Make an exact copy of all the records.

[START Entries provided]

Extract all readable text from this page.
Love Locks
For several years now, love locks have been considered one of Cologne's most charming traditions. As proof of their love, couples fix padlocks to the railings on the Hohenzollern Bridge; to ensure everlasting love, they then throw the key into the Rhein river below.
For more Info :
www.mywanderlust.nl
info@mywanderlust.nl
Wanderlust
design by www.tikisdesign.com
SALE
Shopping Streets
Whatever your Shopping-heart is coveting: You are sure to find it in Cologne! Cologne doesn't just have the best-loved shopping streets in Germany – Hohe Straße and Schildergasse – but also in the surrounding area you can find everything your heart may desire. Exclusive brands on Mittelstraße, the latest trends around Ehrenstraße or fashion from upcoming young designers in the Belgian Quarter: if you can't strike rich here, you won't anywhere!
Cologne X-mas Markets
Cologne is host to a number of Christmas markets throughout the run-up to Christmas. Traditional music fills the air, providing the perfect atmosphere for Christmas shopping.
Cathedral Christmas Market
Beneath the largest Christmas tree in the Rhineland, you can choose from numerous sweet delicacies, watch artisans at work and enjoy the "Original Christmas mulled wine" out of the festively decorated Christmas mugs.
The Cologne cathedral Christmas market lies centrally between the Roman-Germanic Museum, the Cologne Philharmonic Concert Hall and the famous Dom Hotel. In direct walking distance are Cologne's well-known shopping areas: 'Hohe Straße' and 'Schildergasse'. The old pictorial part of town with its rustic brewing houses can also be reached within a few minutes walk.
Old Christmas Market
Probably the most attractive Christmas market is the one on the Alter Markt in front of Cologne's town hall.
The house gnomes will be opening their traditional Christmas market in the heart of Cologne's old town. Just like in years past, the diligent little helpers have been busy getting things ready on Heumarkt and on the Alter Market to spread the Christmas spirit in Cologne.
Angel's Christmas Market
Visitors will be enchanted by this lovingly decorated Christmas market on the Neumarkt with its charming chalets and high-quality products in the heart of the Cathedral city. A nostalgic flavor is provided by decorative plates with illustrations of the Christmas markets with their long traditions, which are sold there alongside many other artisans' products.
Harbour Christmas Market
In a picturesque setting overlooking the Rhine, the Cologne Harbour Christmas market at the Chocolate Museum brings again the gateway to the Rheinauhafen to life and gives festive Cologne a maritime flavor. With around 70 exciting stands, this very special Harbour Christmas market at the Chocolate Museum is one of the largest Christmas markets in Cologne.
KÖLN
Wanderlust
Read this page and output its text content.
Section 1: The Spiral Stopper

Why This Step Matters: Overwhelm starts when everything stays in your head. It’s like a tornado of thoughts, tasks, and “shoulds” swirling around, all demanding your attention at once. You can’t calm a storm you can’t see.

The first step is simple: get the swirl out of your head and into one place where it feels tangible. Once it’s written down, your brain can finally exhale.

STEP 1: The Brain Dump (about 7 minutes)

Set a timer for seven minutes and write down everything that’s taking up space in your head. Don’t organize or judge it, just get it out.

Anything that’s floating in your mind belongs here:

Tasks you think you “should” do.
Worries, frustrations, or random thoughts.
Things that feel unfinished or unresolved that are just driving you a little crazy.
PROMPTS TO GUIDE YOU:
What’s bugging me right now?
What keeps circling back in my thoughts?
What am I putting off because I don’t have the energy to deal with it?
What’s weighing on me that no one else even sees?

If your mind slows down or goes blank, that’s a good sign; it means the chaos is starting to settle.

[END Entries provided]

Answer to the problem>
Extract all readable text from this page.
Love Locks
For several years now, love locks have been considered one of Cologne's most charming traditions. As proof of their love, couples fix padlocks to the railings on the Hohenzollern Bridge; to ensure everlasting love, they then throw the key into the Rhein river below.
For more Info :
www.mywanderlust.nl
info@mywanderlust.nl
Wanderlust
design by www.tikisdesign.com
SALE
Shopping Streets
Whatever your Shopping-heart is coveting: You are sure to find it in Cologne! Cologne doesn't just have the best-loved shopping streets in Germany – Hohe Straße and Schildergasse – but also in the surrounding area you can find everything your heart may desire. Exclusive brands on Mittelstraße, the latest trends around Ehrenstraße or fashion from upcoming young designers in the Belgian Quarter: if you can't strike rich here, you won't anywhere!
Cologne X-mas Markets
Cologne is host to a number of Christmas markets throughout the run-up to Christmas. Traditional music fills the air, providing the perfect atmosphere for Christmas shopping.
Cathedral Christmas Market
Beneath the largest Christmas tree in the Rhineland, you can choose from numerous sweet delicacies, watch artisans at work and enjoy the "Original Christmas mulled wine" out of the festively decorated Christmas mugs.
The Cologne cathedral Christmas market lies centrally between the Roman-Germanic Museum, the Cologne Philharmonic Concert Hall and the famous Dom Hotel. In direct walking distance are Cologne's well-known shopping areas: 'Hohe Straße' and 'Schildergasse'. The old pictorial part of town with its rustic brewing houses can also be reached within a few minutes walk.
Old Christmas Market
Probably the most attractive Christmas market is the one on the Alter Markt in front of Cologne's town hall.
The house gnomes will be opening their traditional Christmas market in the heart of Cologne's old town. Just like in years past, the diligent little helpers have been busy getting things ready on Heumarkt and on the Alter Market to spread the Christmas spirit in Cologne.
Angel's Christmas Market
Visitors will be enchanted by this lovingly decorated Christmas market on the Neumarkt with its charming chalets and high-quality products in the heart of the Cathedral city. A nostalgic flavor is provided by decorative plates with illustrations of the Christmas markets with their long traditions, which are sold there alongside many other artisans' products.
Harbour Christmas Market
In a picturesque setting overlooking the Rhine, the Cologne Harbour Christmas market at the Chocolate Museum brings again the gateway to the Rheinauhafen to life and gives festive Cologne a maritime flavor. With around 70 exciting stands, this very special Harbour Christmas market at the Chocolate Museum is one of the largest Christmas markets in Cologne.
KÖLN
Wanderlust
Read this page and output its text content.
Section 1: The Spiral Stopper

Why This Step Matters: Overwhelm starts when everything stays in your head. It’s like a tornado of thoughts, tasks, and “shoulds” swirling around, all demanding your attention at once. You can’t calm a storm you can’t see.

The first step is simple: get the swirl out of your head and into one place where it feels tangible. Once it’s written down, your brain can finally exhale.

STEP 1: The Brain Dump (about 7 minutes)

Set a timer for seven minutes and write down everything that’s taking up space in your head. Don’t organize or judge it, just get it out.

Anything that’s floating in your mind belongs here:

Tasks you think you “should” do.
Worries, frustrations, or random thoughts.
Things that feel unfinished or unresolved that are just driving you a little crazy.
PROMPTS TO GUIDE YOU:
What’s bugging me right now?
What keeps circling back in my thoughts?
What am I putting off because I don’t have the energy to deal with it?
What’s weighing on me that no one else even sees?

If your mind slows down or goes blank, that’s a good sign; it means the chaos is starting to settle.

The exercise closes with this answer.